----- RECORDS TO USE -----

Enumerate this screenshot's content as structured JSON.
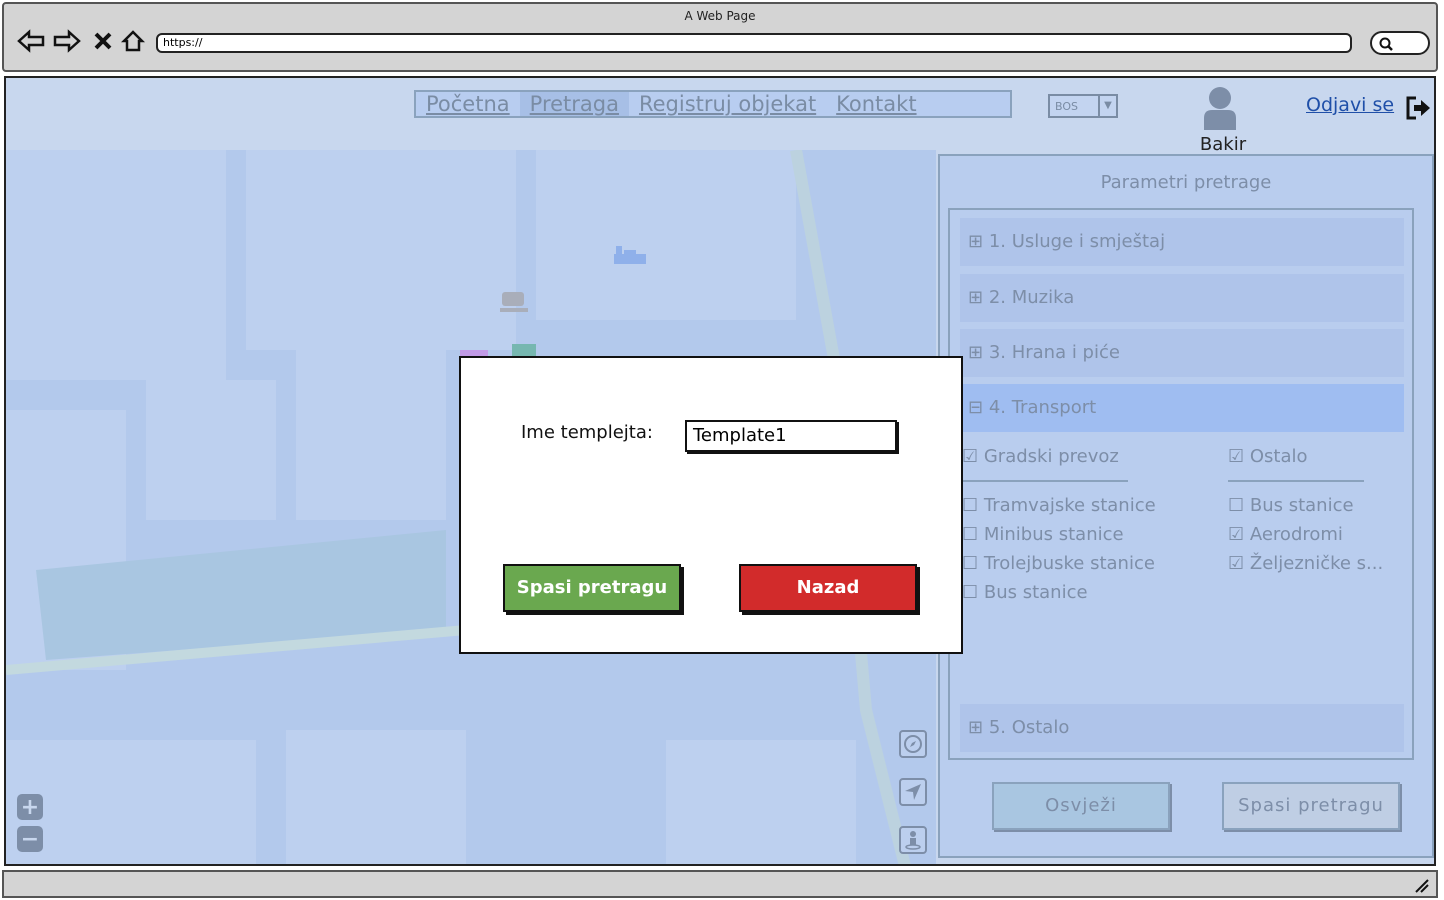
{
  "browser": {
    "title": "A Web Page",
    "url": "https://"
  },
  "nav": {
    "items": [
      "Početna",
      "Pretraga",
      "Registruj objekat",
      "Kontakt"
    ],
    "selected_index": 1
  },
  "language": {
    "value": "BOS"
  },
  "user": {
    "name": "Bakir"
  },
  "logout": {
    "label": "Odjavi se"
  },
  "panel": {
    "title": "Parametri pretrage",
    "accordion": [
      {
        "label": "1. Usluge i smještaj",
        "expanded": false
      },
      {
        "label": "2. Muzika",
        "expanded": false
      },
      {
        "label": "3. Hrana i piće",
        "expanded": false
      },
      {
        "label": "4. Transport",
        "expanded": true
      },
      {
        "label": "5. Ostalo",
        "expanded": false
      }
    ],
    "transport": {
      "group_left": {
        "label": "Gradski prevoz",
        "checked": true
      },
      "group_right": {
        "label": "Ostalo",
        "checked": true
      },
      "left_items": [
        {
          "label": "Tramvajske stanice",
          "checked": false
        },
        {
          "label": "Minibus stanice",
          "checked": false
        },
        {
          "label": "Trolejbuske stanice",
          "checked": false
        },
        {
          "label": "Bus stanice",
          "checked": false
        }
      ],
      "right_items": [
        {
          "label": "Bus stanice",
          "checked": false
        },
        {
          "label": "Aerodromi",
          "checked": true
        },
        {
          "label": "Željezničke s...",
          "checked": true
        }
      ]
    },
    "refresh_label": "Osvježi",
    "save_label": "Spasi pretragu"
  },
  "modal": {
    "label": "Ime templejta:",
    "input_value": "Template1",
    "save_label": "Spasi pretragu",
    "back_label": "Nazad",
    "save_color": "#6aa84f",
    "back_color": "#d22b2b"
  },
  "colors": {
    "overlay": "#c8d7ee",
    "map_water": "#a9c6e1"
  }
}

-----

JOB >> Transcribe every record above exactly as written, leaving out any pictures.

RESULT OF THIS EXERCISE >>
Enumerate this screenshot's content as structured JSON.
{
  "browser": {
    "title": "A Web Page",
    "url": "https://"
  },
  "nav": {
    "items": [
      "Početna",
      "Pretraga",
      "Registruj objekat",
      "Kontakt"
    ],
    "selected_index": 1
  },
  "language": {
    "value": "BOS"
  },
  "user": {
    "name": "Bakir"
  },
  "logout": {
    "label": "Odjavi se"
  },
  "panel": {
    "title": "Parametri pretrage",
    "accordion": [
      {
        "label": "1. Usluge i smještaj",
        "expanded": false
      },
      {
        "label": "2. Muzika",
        "expanded": false
      },
      {
        "label": "3. Hrana i piće",
        "expanded": false
      },
      {
        "label": "4. Transport",
        "expanded": true
      },
      {
        "label": "5. Ostalo",
        "expanded": false
      }
    ],
    "transport": {
      "group_left": {
        "label": "Gradski prevoz",
        "checked": true
      },
      "group_right": {
        "label": "Ostalo",
        "checked": true
      },
      "left_items": [
        {
          "label": "Tramvajske stanice",
          "checked": false
        },
        {
          "label": "Minibus stanice",
          "checked": false
        },
        {
          "label": "Trolejbuske stanice",
          "checked": false
        },
        {
          "label": "Bus stanice",
          "checked": false
        }
      ],
      "right_items": [
        {
          "label": "Bus stanice",
          "checked": false
        },
        {
          "label": "Aerodromi",
          "checked": true
        },
        {
          "label": "Željezničke s...",
          "checked": true
        }
      ]
    },
    "refresh_label": "Osvježi",
    "save_label": "Spasi pretragu"
  },
  "modal": {
    "label": "Ime templejta:",
    "input_value": "Template1",
    "save_label": "Spasi pretragu",
    "back_label": "Nazad",
    "save_color": "#6aa84f",
    "back_color": "#d22b2b"
  },
  "colors": {
    "overlay": "#c8d7ee",
    "map_water": "#a9c6e1"
  }
}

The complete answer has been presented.